» Given instruction
Convert the entries below into a Markdown table with two columns, No. and Text. Give each non-blank line its own row, numbered in order, and leave out blank lines.
# Rows start
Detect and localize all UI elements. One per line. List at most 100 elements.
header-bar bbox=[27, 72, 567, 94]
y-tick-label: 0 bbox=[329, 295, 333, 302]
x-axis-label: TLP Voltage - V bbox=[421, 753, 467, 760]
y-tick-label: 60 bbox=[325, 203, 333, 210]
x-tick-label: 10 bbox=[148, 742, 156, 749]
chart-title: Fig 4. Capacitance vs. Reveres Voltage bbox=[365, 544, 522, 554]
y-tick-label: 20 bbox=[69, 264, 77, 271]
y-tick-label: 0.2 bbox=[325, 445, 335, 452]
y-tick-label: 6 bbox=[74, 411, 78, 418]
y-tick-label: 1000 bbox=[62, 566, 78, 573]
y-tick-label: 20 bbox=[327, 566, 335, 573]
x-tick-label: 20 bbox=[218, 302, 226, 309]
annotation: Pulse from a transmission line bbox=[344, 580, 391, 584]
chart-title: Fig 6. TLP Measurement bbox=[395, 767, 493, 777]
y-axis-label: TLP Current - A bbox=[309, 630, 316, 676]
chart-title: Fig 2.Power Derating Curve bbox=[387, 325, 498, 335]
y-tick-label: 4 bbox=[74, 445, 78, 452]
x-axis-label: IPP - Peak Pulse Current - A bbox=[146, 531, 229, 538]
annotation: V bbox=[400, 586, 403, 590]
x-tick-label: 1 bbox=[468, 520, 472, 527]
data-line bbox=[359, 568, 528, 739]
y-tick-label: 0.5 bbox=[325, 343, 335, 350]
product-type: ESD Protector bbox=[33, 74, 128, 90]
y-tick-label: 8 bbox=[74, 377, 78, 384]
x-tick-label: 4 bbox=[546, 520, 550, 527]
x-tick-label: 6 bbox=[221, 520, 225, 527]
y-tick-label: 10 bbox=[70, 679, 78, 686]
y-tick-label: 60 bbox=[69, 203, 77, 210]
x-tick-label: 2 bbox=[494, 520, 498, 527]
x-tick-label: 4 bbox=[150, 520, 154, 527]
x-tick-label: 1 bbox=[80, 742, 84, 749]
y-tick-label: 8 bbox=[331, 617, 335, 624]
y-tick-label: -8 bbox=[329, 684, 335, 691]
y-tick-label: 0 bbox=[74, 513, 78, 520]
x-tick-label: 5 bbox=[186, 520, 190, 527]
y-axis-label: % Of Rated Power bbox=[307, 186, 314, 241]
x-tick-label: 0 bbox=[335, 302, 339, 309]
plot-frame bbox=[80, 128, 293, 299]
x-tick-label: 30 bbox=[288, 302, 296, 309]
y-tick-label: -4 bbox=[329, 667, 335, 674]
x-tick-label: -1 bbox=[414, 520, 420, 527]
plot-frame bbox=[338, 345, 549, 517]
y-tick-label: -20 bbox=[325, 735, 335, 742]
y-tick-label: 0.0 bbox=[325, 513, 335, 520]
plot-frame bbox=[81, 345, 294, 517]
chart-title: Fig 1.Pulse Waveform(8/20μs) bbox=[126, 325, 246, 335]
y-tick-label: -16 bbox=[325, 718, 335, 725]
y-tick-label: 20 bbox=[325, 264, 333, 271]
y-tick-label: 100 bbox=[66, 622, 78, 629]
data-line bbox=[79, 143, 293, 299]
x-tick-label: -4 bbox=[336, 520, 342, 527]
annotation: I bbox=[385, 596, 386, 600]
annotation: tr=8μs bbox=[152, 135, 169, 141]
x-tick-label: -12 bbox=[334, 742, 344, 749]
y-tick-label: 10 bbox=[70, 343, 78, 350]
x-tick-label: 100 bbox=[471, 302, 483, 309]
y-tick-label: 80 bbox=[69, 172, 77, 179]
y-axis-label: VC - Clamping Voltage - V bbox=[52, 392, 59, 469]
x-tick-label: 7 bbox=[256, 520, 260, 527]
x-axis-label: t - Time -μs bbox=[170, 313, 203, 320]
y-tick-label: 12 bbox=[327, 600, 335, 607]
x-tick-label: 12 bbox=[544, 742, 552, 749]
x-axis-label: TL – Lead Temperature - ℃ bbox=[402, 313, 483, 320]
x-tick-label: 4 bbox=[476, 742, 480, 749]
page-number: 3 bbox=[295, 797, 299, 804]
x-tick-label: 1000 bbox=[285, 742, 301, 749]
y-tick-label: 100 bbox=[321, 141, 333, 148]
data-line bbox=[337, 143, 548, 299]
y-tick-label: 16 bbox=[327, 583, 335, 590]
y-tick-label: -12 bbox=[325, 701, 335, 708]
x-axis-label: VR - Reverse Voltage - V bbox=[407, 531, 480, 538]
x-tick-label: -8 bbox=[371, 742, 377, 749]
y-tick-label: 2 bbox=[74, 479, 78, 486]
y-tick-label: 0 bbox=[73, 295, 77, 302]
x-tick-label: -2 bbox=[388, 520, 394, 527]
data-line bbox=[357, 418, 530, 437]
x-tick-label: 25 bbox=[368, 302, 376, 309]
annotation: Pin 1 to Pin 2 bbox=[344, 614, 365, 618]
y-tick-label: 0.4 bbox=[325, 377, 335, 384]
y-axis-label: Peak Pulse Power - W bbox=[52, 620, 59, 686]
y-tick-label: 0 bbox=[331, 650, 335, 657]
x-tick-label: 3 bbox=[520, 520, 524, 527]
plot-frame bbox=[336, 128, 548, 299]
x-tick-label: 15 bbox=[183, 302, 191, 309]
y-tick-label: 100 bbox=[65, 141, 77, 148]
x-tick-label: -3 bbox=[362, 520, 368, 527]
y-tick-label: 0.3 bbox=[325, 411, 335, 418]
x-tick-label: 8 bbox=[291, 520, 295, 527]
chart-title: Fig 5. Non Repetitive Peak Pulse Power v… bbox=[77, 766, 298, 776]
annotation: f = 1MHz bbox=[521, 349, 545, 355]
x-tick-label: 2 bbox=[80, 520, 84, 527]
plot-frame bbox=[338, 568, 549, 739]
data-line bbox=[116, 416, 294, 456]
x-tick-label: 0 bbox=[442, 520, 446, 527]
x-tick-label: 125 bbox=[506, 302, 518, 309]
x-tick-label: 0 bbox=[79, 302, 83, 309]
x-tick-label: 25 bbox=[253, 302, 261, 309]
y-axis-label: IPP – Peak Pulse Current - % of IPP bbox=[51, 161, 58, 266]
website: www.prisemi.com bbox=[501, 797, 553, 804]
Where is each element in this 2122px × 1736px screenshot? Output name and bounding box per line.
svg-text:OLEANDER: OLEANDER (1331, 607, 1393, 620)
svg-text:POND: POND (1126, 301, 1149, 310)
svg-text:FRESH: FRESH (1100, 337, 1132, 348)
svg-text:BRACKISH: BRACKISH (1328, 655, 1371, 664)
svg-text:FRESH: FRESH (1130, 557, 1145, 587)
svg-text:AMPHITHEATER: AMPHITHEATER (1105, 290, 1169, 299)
# Rows end
» Solution to the problem
| No. | Text |
|---|---|
| 1 | Detect and localize all UI elements. One per line. List at most 100 elements. |
| 2 | header-bar bbox=[27, 72, 567, 94] |
| 3 | y-tick-label: 0 bbox=[329, 295, 333, 302] |
| 4 | x-axis-label: TLP Voltage - V bbox=[421, 753, 467, 760] |
| 5 | y-tick-label: 60 bbox=[325, 203, 333, 210] |
| 6 | x-tick-label: 10 bbox=[148, 742, 156, 749] |
| 7 | chart-title: Fig 4. Capacitance vs. Reveres Voltage bbox=[365, 544, 522, 554] |
| 8 | y-tick-label: 20 bbox=[69, 264, 77, 271] |
| 9 | y-tick-label: 0.2 bbox=[325, 445, 335, 452] |
| 10 | y-tick-label: 6 bbox=[74, 411, 78, 418] |
| 11 | y-tick-label: 1000 bbox=[62, 566, 78, 573] |
| 12 | y-tick-label: 20 bbox=[327, 566, 335, 573] |
| 13 | x-tick-label: 20 bbox=[218, 302, 226, 309] |
| 14 | annotation: Pulse from a transmission line bbox=[344, 580, 391, 584] |
| 15 | chart-title: Fig 6. TLP Measurement bbox=[395, 767, 493, 777] |
| 16 | y-axis-label: TLP Current - A bbox=[309, 630, 316, 676] |
| 17 | chart-title: Fig 2.Power Derating Curve bbox=[387, 325, 498, 335] |
| 18 | y-tick-label: 4 bbox=[74, 445, 78, 452] |
| 19 | x-axis-label: IPP - Peak Pulse Current - A bbox=[146, 531, 229, 538] |
| 20 | annotation: V bbox=[400, 586, 403, 590] |
| 21 | x-tick-label: 1 bbox=[468, 520, 472, 527] |
| 22 | data-line bbox=[359, 568, 528, 739] |
| 23 | y-tick-label: 0.5 bbox=[325, 343, 335, 350] |
| 24 | product-type: ESD Protector bbox=[33, 74, 128, 90] |
| 25 | y-tick-label: 8 bbox=[74, 377, 78, 384] |
| 26 | x-tick-label: 4 bbox=[546, 520, 550, 527] |
| 27 | x-tick-label: 6 bbox=[221, 520, 225, 527] |
| 28 | y-tick-label: 10 bbox=[70, 679, 78, 686] |
| 29 | y-tick-label: 60 bbox=[69, 203, 77, 210] |
| 30 | x-tick-label: 2 bbox=[494, 520, 498, 527] |
| 31 | x-tick-label: 4 bbox=[150, 520, 154, 527] |
| 32 | x-tick-label: 1 bbox=[80, 742, 84, 749] |
| 33 | y-tick-label: 8 bbox=[331, 617, 335, 624] |
| 34 | y-tick-label: -8 bbox=[329, 684, 335, 691] |
| 35 | y-tick-label: 0 bbox=[74, 513, 78, 520] |
| 36 | x-tick-label: 5 bbox=[186, 520, 190, 527] |
| 37 | y-axis-label: % Of Rated Power bbox=[307, 186, 314, 241] |
| 38 | x-tick-label: 0 bbox=[335, 302, 339, 309] |
| 39 | plot-frame bbox=[80, 128, 293, 299] |
| 40 | x-tick-label: 30 bbox=[288, 302, 296, 309] |
| 41 | y-tick-label: -4 bbox=[329, 667, 335, 674] |
| 42 | x-tick-label: -1 bbox=[414, 520, 420, 527] |
| 43 | plot-frame bbox=[338, 345, 549, 517] |
| 44 | y-tick-label: -20 bbox=[325, 735, 335, 742] |
| 45 | y-tick-label: 0.0 bbox=[325, 513, 335, 520] |
| 46 | plot-frame bbox=[81, 345, 294, 517] |
| 47 | chart-title: Fig 1.Pulse Waveform(8/20μs) bbox=[126, 325, 246, 335] |
| 48 | y-tick-label: -16 bbox=[325, 718, 335, 725] |
| 49 | y-tick-label: 20 bbox=[325, 264, 333, 271] |
| 50 | y-tick-label: 100 bbox=[66, 622, 78, 629] |
| 51 | data-line bbox=[79, 143, 293, 299] |
| 52 | x-tick-label: -4 bbox=[336, 520, 342, 527] |
| 53 | annotation: I bbox=[385, 596, 386, 600] |
| 54 | annotation: tr=8μs bbox=[152, 135, 169, 141] |
| 55 | x-tick-label: -12 bbox=[334, 742, 344, 749] |
| 56 | y-tick-label: 10 bbox=[70, 343, 78, 350] |
| 57 | x-tick-label: 100 bbox=[471, 302, 483, 309] |
| 58 | y-tick-label: 80 bbox=[69, 172, 77, 179] |
| 59 | y-axis-label: VC - Clamping Voltage - V bbox=[52, 392, 59, 469] |
| 60 | x-tick-label: 7 bbox=[256, 520, 260, 527] |
| 61 | x-axis-label: t - Time -μs bbox=[170, 313, 203, 320] |
| 62 | y-tick-label: 12 bbox=[327, 600, 335, 607] |
| 63 | x-tick-label: 12 bbox=[544, 742, 552, 749] |
| 64 | x-axis-label: TL – Lead Temperature - ℃ bbox=[402, 313, 483, 320] |
| 65 | x-tick-label: 4 bbox=[476, 742, 480, 749] |
| 66 | page-number: 3 bbox=[295, 797, 299, 804] |
| 67 | x-tick-label: 1000 bbox=[285, 742, 301, 749] |
| 68 | y-tick-label: 100 bbox=[321, 141, 333, 148] |
| 69 | data-line bbox=[337, 143, 548, 299] |
| 70 | y-tick-label: 16 bbox=[327, 583, 335, 590] |
| 71 | y-tick-label: -12 bbox=[325, 701, 335, 708] |
| 72 | x-axis-label: VR - Reverse Voltage - V bbox=[407, 531, 480, 538] |
| 73 | x-tick-label: -8 bbox=[371, 742, 377, 749] |
| 74 | y-tick-label: 2 bbox=[74, 479, 78, 486] |
| 75 | y-tick-label: 0 bbox=[73, 295, 77, 302] |
| 76 | x-tick-label: -2 bbox=[388, 520, 394, 527] |
| 77 | data-line bbox=[357, 418, 530, 437] |
| 78 | x-tick-label: 25 bbox=[368, 302, 376, 309] |
| 79 | annotation: Pin 1 to Pin 2 bbox=[344, 614, 365, 618] |
| 80 | y-tick-label: 0.4 bbox=[325, 377, 335, 384] |
| 81 | y-axis-label: Peak Pulse Power - W bbox=[52, 620, 59, 686] |
| 82 | y-tick-label: 0 bbox=[331, 650, 335, 657] |
| 83 | x-tick-label: 3 bbox=[520, 520, 524, 527] |
| 84 | plot-frame bbox=[336, 128, 548, 299] |
| 85 | x-tick-label: 15 bbox=[183, 302, 191, 309] |
| 86 | y-tick-label: 100 bbox=[65, 141, 77, 148] |
| 87 | x-tick-label: -3 bbox=[362, 520, 368, 527] |
| 88 | y-tick-label: 0.3 bbox=[325, 411, 335, 418] |
| 89 | x-tick-label: 8 bbox=[291, 520, 295, 527] |
| 90 | chart-title: Fig 5. Non Repetitive Peak Pulse Power v… bbox=[77, 766, 298, 776] |
| 91 | annotation: f = 1MHz bbox=[521, 349, 545, 355] |
| 92 | x-tick-label: 2 bbox=[80, 520, 84, 527] |
| 93 | plot-frame bbox=[338, 568, 549, 739] |
| 94 | data-line bbox=[116, 416, 294, 456] |
| 95 | x-tick-label: 0 bbox=[442, 520, 446, 527] |
| 96 | x-tick-label: 125 bbox=[506, 302, 518, 309] |
| 97 | x-tick-label: 0 bbox=[79, 302, 83, 309] |
| 98 | x-tick-label: 25 bbox=[253, 302, 261, 309] |
| 99 | y-axis-label: IPP – Peak Pulse Current - % of IPP bbox=[51, 161, 58, 266] |
| 100 | website: www.prisemi.com bbox=[501, 797, 553, 804] |
| 101 | Where is each element in this 2122px × 1736px screenshot? Output name and bounding box per line. |
| 102 | svg-text:OLEANDER: OLEANDER (1331, 607, 1393, 620) |
| 103 | svg-text:POND: POND (1126, 301, 1149, 310) |
| 104 | svg-text:FRESH: FRESH (1100, 337, 1132, 348) |
| 105 | svg-text:BRACKISH: BRACKISH (1328, 655, 1371, 664) |
| 106 | svg-text:FRESH: FRESH (1130, 557, 1145, 587) |
| 107 | svg-text:AMPHITHEATER: AMPHITHEATER (1105, 290, 1169, 299) |